> [WHAT YOU SHOULD DO] Below are some records. How many of their lines contain the string "ندارد"? Give the number only.

> [Stored data]
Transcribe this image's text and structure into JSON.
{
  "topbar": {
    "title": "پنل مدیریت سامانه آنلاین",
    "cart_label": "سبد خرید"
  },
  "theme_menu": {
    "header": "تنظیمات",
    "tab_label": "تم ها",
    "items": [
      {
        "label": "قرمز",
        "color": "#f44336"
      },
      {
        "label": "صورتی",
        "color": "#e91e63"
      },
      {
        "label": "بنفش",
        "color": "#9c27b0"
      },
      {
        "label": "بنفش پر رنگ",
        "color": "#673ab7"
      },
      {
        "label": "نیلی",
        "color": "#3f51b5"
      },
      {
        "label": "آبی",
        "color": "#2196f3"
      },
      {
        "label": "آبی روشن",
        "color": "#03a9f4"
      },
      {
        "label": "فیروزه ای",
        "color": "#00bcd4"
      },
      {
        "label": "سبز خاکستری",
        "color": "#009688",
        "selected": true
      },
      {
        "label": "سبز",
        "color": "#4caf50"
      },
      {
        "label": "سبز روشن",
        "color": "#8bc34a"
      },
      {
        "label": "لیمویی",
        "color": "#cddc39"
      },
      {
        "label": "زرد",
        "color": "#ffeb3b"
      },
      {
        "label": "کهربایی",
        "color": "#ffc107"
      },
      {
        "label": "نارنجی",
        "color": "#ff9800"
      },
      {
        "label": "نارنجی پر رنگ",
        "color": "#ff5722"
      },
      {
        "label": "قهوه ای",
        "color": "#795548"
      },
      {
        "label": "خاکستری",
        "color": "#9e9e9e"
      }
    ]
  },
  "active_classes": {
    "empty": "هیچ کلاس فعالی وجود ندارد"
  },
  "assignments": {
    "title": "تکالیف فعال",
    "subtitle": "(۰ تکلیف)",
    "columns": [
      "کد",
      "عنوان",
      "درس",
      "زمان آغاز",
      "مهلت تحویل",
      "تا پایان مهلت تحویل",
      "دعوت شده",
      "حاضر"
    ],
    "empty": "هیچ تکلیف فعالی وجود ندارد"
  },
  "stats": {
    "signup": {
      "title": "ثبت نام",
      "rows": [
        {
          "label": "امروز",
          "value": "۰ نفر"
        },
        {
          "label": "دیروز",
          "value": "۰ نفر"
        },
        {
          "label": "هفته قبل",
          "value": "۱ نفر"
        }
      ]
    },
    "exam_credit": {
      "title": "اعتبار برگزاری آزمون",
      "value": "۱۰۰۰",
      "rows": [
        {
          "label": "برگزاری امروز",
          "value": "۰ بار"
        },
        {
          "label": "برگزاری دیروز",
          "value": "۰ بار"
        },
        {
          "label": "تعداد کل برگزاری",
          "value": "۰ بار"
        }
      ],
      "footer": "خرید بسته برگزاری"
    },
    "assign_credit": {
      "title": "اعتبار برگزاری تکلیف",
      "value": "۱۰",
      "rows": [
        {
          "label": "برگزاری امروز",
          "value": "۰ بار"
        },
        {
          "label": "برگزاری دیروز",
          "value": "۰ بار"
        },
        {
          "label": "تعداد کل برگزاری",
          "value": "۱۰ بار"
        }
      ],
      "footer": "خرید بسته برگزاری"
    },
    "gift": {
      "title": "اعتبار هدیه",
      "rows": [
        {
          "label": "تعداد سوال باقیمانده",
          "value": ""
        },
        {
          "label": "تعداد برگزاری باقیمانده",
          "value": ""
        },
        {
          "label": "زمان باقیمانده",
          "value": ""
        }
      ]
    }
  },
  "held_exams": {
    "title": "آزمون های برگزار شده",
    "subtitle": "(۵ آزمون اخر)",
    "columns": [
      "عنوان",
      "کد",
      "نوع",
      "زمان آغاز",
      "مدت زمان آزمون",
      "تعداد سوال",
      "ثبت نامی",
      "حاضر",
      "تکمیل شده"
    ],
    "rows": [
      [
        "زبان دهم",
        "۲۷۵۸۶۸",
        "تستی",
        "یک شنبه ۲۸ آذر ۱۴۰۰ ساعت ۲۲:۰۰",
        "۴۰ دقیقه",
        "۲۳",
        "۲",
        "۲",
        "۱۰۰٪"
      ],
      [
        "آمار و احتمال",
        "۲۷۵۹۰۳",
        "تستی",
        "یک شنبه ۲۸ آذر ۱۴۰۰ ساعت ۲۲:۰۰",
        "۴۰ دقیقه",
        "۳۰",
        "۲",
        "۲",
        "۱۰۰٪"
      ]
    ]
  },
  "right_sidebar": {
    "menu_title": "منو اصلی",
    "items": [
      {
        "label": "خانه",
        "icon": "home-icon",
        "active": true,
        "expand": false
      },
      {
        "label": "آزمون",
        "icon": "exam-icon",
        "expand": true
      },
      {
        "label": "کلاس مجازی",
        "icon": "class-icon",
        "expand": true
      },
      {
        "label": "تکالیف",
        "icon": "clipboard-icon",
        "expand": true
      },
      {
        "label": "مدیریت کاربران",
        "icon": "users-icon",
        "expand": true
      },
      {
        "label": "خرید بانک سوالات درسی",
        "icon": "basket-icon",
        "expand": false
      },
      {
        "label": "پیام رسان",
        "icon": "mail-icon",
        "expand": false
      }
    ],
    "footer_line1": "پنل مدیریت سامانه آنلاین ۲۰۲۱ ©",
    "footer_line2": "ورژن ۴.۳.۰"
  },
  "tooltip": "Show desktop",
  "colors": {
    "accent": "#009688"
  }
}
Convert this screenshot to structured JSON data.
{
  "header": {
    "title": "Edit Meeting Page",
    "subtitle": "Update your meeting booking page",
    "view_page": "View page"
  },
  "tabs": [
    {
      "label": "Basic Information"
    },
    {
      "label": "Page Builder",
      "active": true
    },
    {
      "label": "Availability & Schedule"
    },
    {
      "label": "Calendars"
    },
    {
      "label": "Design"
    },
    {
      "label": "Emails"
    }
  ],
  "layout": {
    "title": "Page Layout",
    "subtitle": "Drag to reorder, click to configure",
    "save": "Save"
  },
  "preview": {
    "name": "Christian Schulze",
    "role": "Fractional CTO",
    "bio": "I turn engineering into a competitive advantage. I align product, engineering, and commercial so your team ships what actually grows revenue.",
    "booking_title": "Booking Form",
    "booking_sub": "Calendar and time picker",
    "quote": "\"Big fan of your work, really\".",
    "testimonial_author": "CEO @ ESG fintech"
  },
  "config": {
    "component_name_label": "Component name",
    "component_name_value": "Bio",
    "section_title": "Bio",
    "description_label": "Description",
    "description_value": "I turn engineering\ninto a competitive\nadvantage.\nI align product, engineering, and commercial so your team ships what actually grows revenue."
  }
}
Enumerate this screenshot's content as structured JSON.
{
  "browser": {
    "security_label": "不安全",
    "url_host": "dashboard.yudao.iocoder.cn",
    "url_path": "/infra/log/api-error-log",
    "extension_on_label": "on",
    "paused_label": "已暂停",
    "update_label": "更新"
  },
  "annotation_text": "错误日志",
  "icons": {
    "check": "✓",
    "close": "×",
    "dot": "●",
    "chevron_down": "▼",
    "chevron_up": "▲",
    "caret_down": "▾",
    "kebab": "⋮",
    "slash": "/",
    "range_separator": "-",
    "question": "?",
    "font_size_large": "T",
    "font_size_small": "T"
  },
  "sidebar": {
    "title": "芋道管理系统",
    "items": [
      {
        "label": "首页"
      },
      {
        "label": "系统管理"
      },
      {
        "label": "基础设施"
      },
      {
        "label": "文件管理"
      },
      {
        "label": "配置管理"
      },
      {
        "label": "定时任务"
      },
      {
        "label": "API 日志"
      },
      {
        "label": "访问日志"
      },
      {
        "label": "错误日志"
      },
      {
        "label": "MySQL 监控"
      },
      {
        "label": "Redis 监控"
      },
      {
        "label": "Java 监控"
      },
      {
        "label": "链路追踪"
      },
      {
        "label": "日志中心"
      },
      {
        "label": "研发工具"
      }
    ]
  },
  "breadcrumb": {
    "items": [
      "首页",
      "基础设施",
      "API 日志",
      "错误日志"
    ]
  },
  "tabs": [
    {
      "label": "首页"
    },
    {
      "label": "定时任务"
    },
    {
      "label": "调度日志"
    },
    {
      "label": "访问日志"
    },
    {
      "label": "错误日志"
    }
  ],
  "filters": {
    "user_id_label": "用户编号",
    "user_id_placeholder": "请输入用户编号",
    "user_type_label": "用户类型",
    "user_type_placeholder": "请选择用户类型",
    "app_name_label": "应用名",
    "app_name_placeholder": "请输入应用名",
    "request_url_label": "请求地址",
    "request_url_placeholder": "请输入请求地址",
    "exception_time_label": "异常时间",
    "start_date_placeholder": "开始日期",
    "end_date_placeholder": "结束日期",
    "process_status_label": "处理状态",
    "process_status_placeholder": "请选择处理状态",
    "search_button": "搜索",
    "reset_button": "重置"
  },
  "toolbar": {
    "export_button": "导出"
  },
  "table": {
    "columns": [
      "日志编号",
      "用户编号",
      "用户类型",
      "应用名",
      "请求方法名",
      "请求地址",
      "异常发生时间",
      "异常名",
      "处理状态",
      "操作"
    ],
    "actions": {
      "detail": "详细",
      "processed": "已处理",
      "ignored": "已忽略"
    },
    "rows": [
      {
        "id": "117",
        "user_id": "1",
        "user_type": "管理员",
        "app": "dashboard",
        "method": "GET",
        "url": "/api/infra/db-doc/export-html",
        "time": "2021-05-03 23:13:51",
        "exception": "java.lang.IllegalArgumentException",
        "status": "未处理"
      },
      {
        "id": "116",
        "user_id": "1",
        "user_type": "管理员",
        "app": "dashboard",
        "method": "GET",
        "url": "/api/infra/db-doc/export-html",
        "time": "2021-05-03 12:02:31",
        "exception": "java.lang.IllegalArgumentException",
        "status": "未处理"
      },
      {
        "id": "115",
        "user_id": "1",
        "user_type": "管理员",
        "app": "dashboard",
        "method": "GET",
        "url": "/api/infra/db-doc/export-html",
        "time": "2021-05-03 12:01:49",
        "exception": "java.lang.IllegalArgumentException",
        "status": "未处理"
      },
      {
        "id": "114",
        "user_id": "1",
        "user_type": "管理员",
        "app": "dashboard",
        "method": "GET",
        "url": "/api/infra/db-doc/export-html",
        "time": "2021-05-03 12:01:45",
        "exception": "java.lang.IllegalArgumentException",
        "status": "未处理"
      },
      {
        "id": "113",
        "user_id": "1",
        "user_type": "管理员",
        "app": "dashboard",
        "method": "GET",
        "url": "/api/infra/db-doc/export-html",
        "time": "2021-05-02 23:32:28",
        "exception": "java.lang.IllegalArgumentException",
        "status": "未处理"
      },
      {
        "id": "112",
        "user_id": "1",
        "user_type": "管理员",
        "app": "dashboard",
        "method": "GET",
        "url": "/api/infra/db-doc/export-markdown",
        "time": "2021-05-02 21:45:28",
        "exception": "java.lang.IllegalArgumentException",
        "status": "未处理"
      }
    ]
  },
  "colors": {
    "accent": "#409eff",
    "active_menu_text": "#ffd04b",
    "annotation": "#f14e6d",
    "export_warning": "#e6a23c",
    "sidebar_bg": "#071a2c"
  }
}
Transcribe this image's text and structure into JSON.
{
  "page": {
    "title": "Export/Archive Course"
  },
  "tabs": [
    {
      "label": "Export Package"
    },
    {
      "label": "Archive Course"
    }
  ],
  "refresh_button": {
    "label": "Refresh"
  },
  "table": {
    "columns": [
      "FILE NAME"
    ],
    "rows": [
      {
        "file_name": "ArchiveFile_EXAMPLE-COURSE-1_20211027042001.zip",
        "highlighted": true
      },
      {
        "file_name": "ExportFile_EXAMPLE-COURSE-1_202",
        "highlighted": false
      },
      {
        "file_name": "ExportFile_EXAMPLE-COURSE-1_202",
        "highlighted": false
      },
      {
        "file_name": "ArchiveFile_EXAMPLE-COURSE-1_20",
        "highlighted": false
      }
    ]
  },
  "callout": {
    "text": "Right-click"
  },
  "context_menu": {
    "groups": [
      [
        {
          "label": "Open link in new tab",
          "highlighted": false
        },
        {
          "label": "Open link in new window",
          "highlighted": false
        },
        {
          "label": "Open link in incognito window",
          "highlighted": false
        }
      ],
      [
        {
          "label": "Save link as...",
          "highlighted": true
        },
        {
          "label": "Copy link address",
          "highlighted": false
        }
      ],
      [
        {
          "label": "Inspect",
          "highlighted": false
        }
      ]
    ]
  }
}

> [TASK ANSWER] 2